## [Dataset content]

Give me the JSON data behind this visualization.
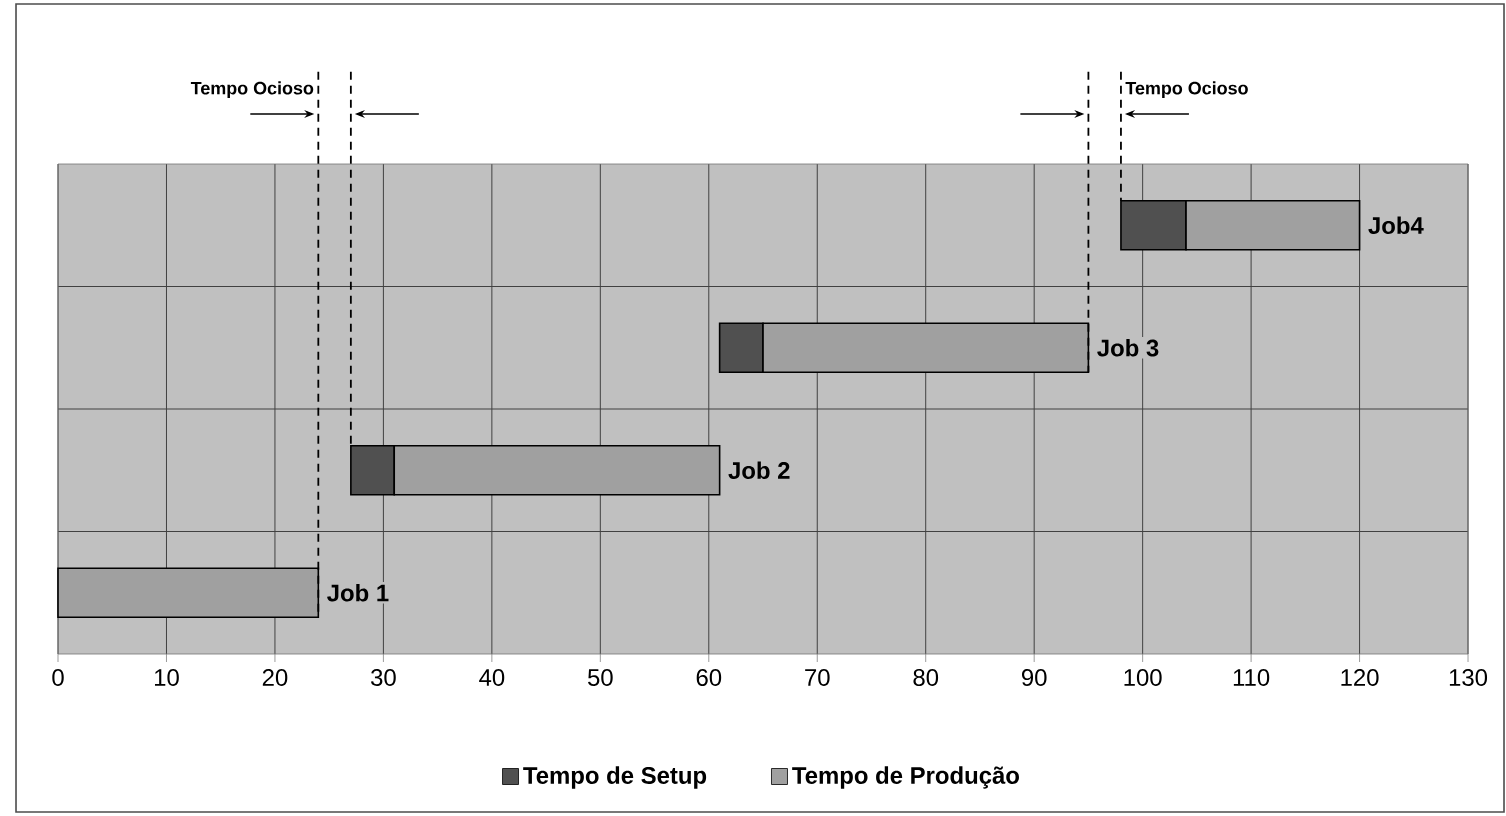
{
  "chart_data": {
    "type": "bar",
    "orientation": "horizontal",
    "categories": [
      null,
      null,
      null,
      null
    ],
    "series": [
      {
        "name": "Tempo de Setup",
        "color": "#505050",
        "base": [
          98,
          61,
          27,
          null
        ],
        "values": [
          6,
          4,
          4,
          null
        ]
      },
      {
        "name": "Tempo de Produção",
        "color": "#a0a0a0",
        "base": [
          104,
          65,
          31,
          0
        ],
        "values": [
          16,
          30,
          30,
          24
        ]
      }
    ],
    "xlim": [
      0,
      130
    ],
    "xticks": [
      0,
      10,
      20,
      30,
      40,
      50,
      60,
      70,
      80,
      90,
      100,
      110,
      120,
      130
    ],
    "grid": true,
    "legend": "bottom",
    "tick_labels": "x",
    "ref_lines": [
      {
        "axis": "x",
        "value": 24,
        "label": "Tempo Ocioso",
        "line_style": "dashed",
        "color": "#000000"
      },
      {
        "axis": "x",
        "value": 27,
        "line_style": "dashed",
        "color": "#000000"
      },
      {
        "axis": "x",
        "value": 95,
        "line_style": "dashed",
        "color": "#000000"
      },
      {
        "axis": "x",
        "value": 98,
        "label": "Tempo Ocioso",
        "line_style": "dashed",
        "color": "#000000"
      }
    ],
    "annotations": [
      {
        "text": "Job 1",
        "x": 24
      },
      {
        "text": "Job 2",
        "x": 61
      },
      {
        "text": "Job 3",
        "x": 95
      },
      {
        "text": "Job4",
        "x": 120
      }
    ]
  }
}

## [Instruction]
The pictures should not be reproduced; quote all of the other material exactly.

## [Final result]
Give me the JSON data behind this visualization.
{
  "chart_data": {
    "type": "bar",
    "orientation": "horizontal",
    "categories": [
      null,
      null,
      null,
      null
    ],
    "series": [
      {
        "name": "Tempo de Setup",
        "color": "#505050",
        "base": [
          98,
          61,
          27,
          null
        ],
        "values": [
          6,
          4,
          4,
          null
        ]
      },
      {
        "name": "Tempo de Produção",
        "color": "#a0a0a0",
        "base": [
          104,
          65,
          31,
          0
        ],
        "values": [
          16,
          30,
          30,
          24
        ]
      }
    ],
    "xlim": [
      0,
      130
    ],
    "xticks": [
      0,
      10,
      20,
      30,
      40,
      50,
      60,
      70,
      80,
      90,
      100,
      110,
      120,
      130
    ],
    "grid": true,
    "legend": "bottom",
    "tick_labels": "x",
    "ref_lines": [
      {
        "axis": "x",
        "value": 24,
        "label": "Tempo Ocioso",
        "line_style": "dashed",
        "color": "#000000"
      },
      {
        "axis": "x",
        "value": 27,
        "line_style": "dashed",
        "color": "#000000"
      },
      {
        "axis": "x",
        "value": 95,
        "line_style": "dashed",
        "color": "#000000"
      },
      {
        "axis": "x",
        "value": 98,
        "label": "Tempo Ocioso",
        "line_style": "dashed",
        "color": "#000000"
      }
    ],
    "annotations": [
      {
        "text": "Job 1",
        "x": 24
      },
      {
        "text": "Job 2",
        "x": 61
      },
      {
        "text": "Job 3",
        "x": 95
      },
      {
        "text": "Job4",
        "x": 120
      }
    ]
  }
}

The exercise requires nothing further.